Below you will find a set of lines. Repeat them all exactly.

Rows from a figure dataset

....

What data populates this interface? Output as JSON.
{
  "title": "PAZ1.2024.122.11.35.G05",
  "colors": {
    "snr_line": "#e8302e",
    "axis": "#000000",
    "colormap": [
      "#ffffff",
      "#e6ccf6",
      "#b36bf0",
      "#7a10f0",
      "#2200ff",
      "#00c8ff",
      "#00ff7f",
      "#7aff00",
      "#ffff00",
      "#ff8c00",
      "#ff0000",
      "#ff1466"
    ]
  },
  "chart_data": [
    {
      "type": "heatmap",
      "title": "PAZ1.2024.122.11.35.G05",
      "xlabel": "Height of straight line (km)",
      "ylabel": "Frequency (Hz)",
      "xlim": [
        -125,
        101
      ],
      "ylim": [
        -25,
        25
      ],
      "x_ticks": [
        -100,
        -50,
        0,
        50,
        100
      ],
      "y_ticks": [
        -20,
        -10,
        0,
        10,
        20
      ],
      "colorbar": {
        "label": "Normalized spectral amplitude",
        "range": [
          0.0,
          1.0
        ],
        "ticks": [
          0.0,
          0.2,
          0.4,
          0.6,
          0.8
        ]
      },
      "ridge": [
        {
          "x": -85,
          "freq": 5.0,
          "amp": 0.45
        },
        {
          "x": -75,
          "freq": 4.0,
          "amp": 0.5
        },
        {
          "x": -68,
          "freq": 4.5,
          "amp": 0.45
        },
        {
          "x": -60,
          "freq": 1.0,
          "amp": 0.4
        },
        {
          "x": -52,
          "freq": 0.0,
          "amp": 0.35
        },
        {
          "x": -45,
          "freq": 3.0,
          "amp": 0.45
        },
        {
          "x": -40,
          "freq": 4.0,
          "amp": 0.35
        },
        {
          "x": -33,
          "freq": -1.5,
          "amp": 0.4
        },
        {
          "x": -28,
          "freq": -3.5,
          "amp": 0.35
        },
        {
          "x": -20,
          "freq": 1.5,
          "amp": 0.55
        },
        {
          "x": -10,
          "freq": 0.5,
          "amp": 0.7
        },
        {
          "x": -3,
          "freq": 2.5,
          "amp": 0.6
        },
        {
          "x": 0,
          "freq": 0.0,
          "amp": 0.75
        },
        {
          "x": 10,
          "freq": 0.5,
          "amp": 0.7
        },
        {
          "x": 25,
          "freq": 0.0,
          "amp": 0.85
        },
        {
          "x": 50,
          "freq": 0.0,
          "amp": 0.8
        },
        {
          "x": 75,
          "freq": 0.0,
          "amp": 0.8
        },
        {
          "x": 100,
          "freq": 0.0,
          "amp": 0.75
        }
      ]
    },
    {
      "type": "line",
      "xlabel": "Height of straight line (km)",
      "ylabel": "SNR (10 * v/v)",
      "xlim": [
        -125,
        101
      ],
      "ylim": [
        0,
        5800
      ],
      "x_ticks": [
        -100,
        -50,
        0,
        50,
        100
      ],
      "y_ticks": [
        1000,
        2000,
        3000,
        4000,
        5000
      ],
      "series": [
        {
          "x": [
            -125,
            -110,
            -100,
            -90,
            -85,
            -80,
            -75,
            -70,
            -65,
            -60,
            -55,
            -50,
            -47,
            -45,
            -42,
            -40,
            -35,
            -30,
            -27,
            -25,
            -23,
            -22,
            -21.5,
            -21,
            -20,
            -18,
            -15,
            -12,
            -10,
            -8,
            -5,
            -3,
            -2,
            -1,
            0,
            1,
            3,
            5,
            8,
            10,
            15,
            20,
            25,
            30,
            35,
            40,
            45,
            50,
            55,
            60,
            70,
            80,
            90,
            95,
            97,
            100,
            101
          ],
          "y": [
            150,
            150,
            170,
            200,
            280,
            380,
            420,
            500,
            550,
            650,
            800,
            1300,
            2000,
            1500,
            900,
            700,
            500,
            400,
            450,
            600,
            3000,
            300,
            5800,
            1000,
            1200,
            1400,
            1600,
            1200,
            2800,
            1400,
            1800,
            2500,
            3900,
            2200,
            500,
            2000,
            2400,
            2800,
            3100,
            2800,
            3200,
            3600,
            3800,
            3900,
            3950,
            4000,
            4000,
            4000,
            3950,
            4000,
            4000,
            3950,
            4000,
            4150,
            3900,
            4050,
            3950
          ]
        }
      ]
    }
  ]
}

....

▸ TASK OUTPUT:
What data populates this interface? Output as JSON.
{
  "title": "PAZ1.2024.122.11.35.G05",
  "colors": {
    "snr_line": "#e8302e",
    "axis": "#000000",
    "colormap": [
      "#ffffff",
      "#e6ccf6",
      "#b36bf0",
      "#7a10f0",
      "#2200ff",
      "#00c8ff",
      "#00ff7f",
      "#7aff00",
      "#ffff00",
      "#ff8c00",
      "#ff0000",
      "#ff1466"
    ]
  },
  "chart_data": [
    {
      "type": "heatmap",
      "title": "PAZ1.2024.122.11.35.G05",
      "xlabel": "Height of straight line (km)",
      "ylabel": "Frequency (Hz)",
      "xlim": [
        -125,
        101
      ],
      "ylim": [
        -25,
        25
      ],
      "x_ticks": [
        -100,
        -50,
        0,
        50,
        100
      ],
      "y_ticks": [
        -20,
        -10,
        0,
        10,
        20
      ],
      "colorbar": {
        "label": "Normalized spectral amplitude",
        "range": [
          0.0,
          1.0
        ],
        "ticks": [
          0.0,
          0.2,
          0.4,
          0.6,
          0.8
        ]
      },
      "ridge": [
        {
          "x": -85,
          "freq": 5.0,
          "amp": 0.45
        },
        {
          "x": -75,
          "freq": 4.0,
          "amp": 0.5
        },
        {
          "x": -68,
          "freq": 4.5,
          "amp": 0.45
        },
        {
          "x": -60,
          "freq": 1.0,
          "amp": 0.4
        },
        {
          "x": -52,
          "freq": 0.0,
          "amp": 0.35
        },
        {
          "x": -45,
          "freq": 3.0,
          "amp": 0.45
        },
        {
          "x": -40,
          "freq": 4.0,
          "amp": 0.35
        },
        {
          "x": -33,
          "freq": -1.5,
          "amp": 0.4
        },
        {
          "x": -28,
          "freq": -3.5,
          "amp": 0.35
        },
        {
          "x": -20,
          "freq": 1.5,
          "amp": 0.55
        },
        {
          "x": -10,
          "freq": 0.5,
          "amp": 0.7
        },
        {
          "x": -3,
          "freq": 2.5,
          "amp": 0.6
        },
        {
          "x": 0,
          "freq": 0.0,
          "amp": 0.75
        },
        {
          "x": 10,
          "freq": 0.5,
          "amp": 0.7
        },
        {
          "x": 25,
          "freq": 0.0,
          "amp": 0.85
        },
        {
          "x": 50,
          "freq": 0.0,
          "amp": 0.8
        },
        {
          "x": 75,
          "freq": 0.0,
          "amp": 0.8
        },
        {
          "x": 100,
          "freq": 0.0,
          "amp": 0.75
        }
      ]
    },
    {
      "type": "line",
      "xlabel": "Height of straight line (km)",
      "ylabel": "SNR (10 * v/v)",
      "xlim": [
        -125,
        101
      ],
      "ylim": [
        0,
        5800
      ],
      "x_ticks": [
        -100,
        -50,
        0,
        50,
        100
      ],
      "y_ticks": [
        1000,
        2000,
        3000,
        4000,
        5000
      ],
      "series": [
        {
          "x": [
            -125,
            -110,
            -100,
            -90,
            -85,
            -80,
            -75,
            -70,
            -65,
            -60,
            -55,
            -50,
            -47,
            -45,
            -42,
            -40,
            -35,
            -30,
            -27,
            -25,
            -23,
            -22,
            -21.5,
            -21,
            -20,
            -18,
            -15,
            -12,
            -10,
            -8,
            -5,
            -3,
            -2,
            -1,
            0,
            1,
            3,
            5,
            8,
            10,
            15,
            20,
            25,
            30,
            35,
            40,
            45,
            50,
            55,
            60,
            70,
            80,
            90,
            95,
            97,
            100,
            101
          ],
          "y": [
            150,
            150,
            170,
            200,
            280,
            380,
            420,
            500,
            550,
            650,
            800,
            1300,
            2000,
            1500,
            900,
            700,
            500,
            400,
            450,
            600,
            3000,
            300,
            5800,
            1000,
            1200,
            1400,
            1600,
            1200,
            2800,
            1400,
            1800,
            2500,
            3900,
            2200,
            500,
            2000,
            2400,
            2800,
            3100,
            2800,
            3200,
            3600,
            3800,
            3900,
            3950,
            4000,
            4000,
            4000,
            3950,
            4000,
            4000,
            3950,
            4000,
            4150,
            3900,
            4050,
            3950
          ]
        }
      ]
    }
  ]
}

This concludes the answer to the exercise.